Could you write out every record below exactly, leaving out any pictures?
START
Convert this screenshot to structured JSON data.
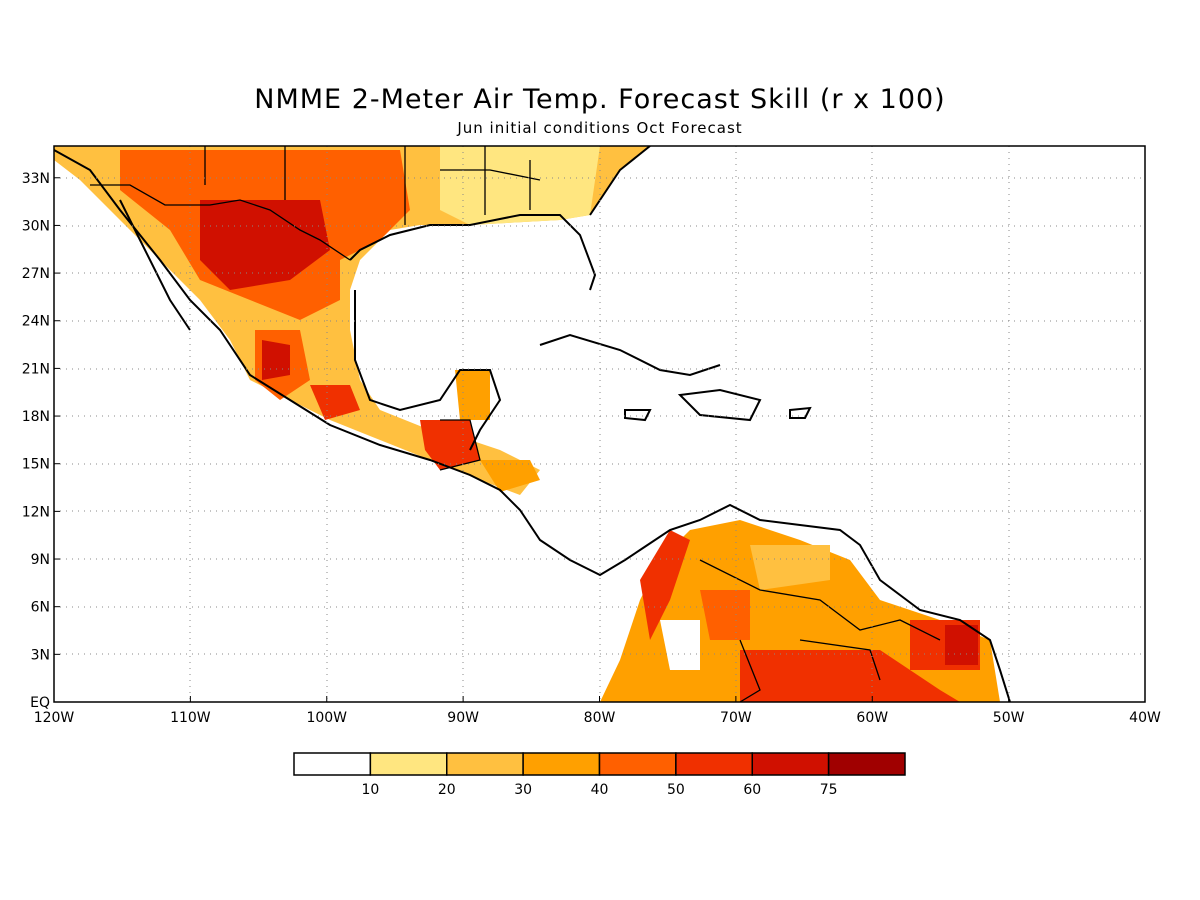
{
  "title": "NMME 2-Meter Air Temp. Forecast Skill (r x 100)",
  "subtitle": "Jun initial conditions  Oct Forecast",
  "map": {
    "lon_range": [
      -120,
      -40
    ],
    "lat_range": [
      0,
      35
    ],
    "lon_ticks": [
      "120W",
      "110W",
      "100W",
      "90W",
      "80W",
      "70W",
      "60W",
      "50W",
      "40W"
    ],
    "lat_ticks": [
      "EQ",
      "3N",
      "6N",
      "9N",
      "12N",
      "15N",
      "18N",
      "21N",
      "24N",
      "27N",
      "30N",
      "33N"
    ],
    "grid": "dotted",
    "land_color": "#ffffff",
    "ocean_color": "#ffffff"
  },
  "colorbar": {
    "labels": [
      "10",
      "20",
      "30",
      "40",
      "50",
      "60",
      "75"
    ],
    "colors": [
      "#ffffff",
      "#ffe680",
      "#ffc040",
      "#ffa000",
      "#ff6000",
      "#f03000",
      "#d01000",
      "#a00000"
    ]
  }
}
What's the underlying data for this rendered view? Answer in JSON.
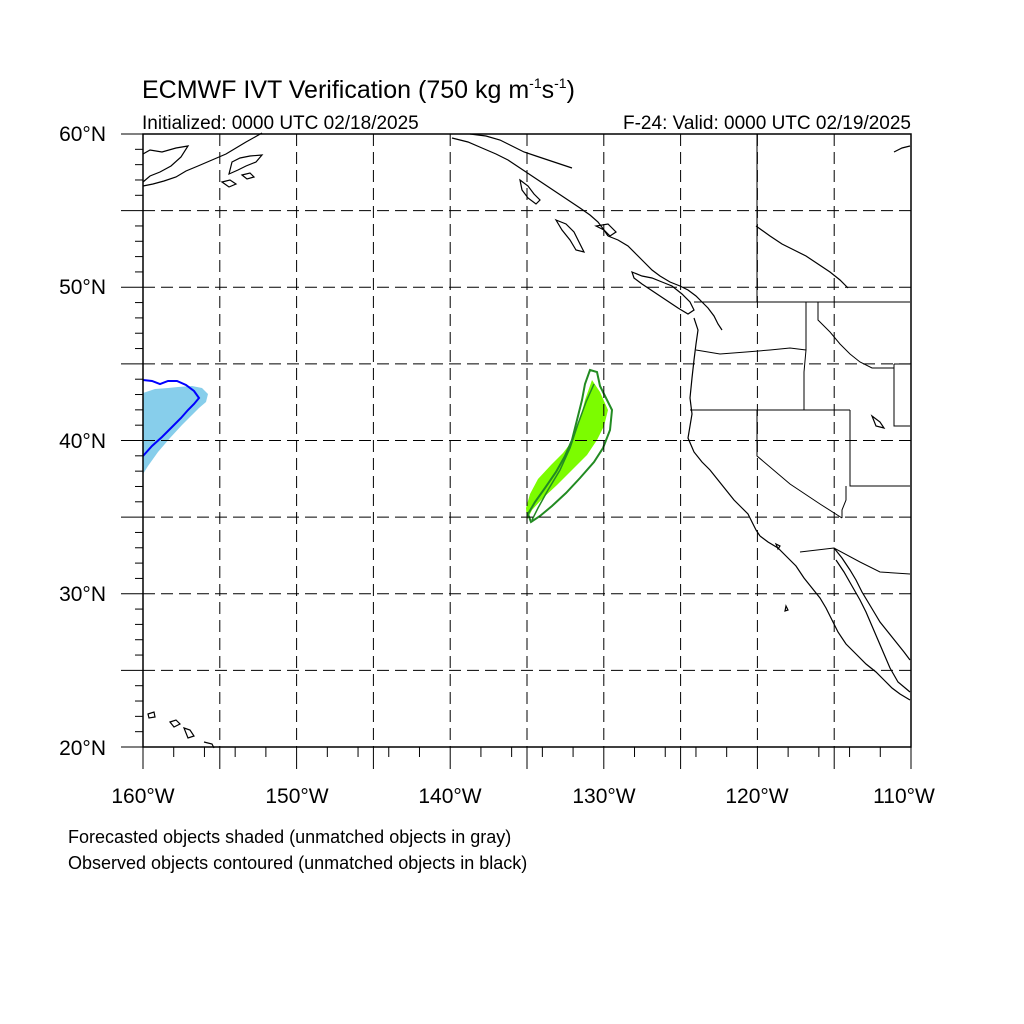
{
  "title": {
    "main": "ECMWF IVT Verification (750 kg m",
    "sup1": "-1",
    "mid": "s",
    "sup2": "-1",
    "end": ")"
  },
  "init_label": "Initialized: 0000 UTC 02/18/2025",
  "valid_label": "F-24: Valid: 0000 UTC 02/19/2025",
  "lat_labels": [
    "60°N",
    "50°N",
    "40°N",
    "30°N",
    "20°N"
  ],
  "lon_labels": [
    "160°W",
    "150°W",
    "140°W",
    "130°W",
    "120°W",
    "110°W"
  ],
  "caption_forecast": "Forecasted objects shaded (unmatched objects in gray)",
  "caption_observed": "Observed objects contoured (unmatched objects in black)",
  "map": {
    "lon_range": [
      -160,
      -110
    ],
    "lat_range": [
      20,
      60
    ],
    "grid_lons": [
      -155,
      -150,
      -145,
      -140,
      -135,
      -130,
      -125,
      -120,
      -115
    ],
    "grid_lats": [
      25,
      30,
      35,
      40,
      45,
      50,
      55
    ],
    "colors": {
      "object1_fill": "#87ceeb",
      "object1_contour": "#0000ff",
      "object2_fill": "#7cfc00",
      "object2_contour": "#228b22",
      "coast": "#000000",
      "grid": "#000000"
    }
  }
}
END
*EXPECTED OUTPUT*
Convert this screenshot to structured JSON data.
{
  "title": "NMME 2-Meter Air Temp. Forecast Skill (r x 100)",
  "subtitle": "Jun initial conditions  Oct Forecast",
  "map": {
    "lon_range": [
      -120,
      -40
    ],
    "lat_range": [
      0,
      35
    ],
    "lon_ticks": [
      "120W",
      "110W",
      "100W",
      "90W",
      "80W",
      "70W",
      "60W",
      "50W",
      "40W"
    ],
    "lat_ticks": [
      "EQ",
      "3N",
      "6N",
      "9N",
      "12N",
      "15N",
      "18N",
      "21N",
      "24N",
      "27N",
      "30N",
      "33N"
    ],
    "grid": "dotted",
    "land_color": "#ffffff",
    "ocean_color": "#ffffff"
  },
  "colorbar": {
    "labels": [
      "10",
      "20",
      "30",
      "40",
      "50",
      "60",
      "75"
    ],
    "colors": [
      "#ffffff",
      "#ffe680",
      "#ffc040",
      "#ffa000",
      "#ff6000",
      "#f03000",
      "#d01000",
      "#a00000"
    ]
  }
}
What's the underlying data for this rendered view? Answer in JSON.
{
  "title": {
    "main": "ECMWF IVT Verification (750 kg m",
    "sup1": "-1",
    "mid": "s",
    "sup2": "-1",
    "end": ")"
  },
  "init_label": "Initialized: 0000 UTC 02/18/2025",
  "valid_label": "F-24: Valid: 0000 UTC 02/19/2025",
  "lat_labels": [
    "60°N",
    "50°N",
    "40°N",
    "30°N",
    "20°N"
  ],
  "lon_labels": [
    "160°W",
    "150°W",
    "140°W",
    "130°W",
    "120°W",
    "110°W"
  ],
  "caption_forecast": "Forecasted objects shaded (unmatched objects in gray)",
  "caption_observed": "Observed objects contoured (unmatched objects in black)",
  "map": {
    "lon_range": [
      -160,
      -110
    ],
    "lat_range": [
      20,
      60
    ],
    "grid_lons": [
      -155,
      -150,
      -145,
      -140,
      -135,
      -130,
      -125,
      -120,
      -115
    ],
    "grid_lats": [
      25,
      30,
      35,
      40,
      45,
      50,
      55
    ],
    "colors": {
      "object1_fill": "#87ceeb",
      "object1_contour": "#0000ff",
      "object2_fill": "#7cfc00",
      "object2_contour": "#228b22",
      "coast": "#000000",
      "grid": "#000000"
    }
  }
}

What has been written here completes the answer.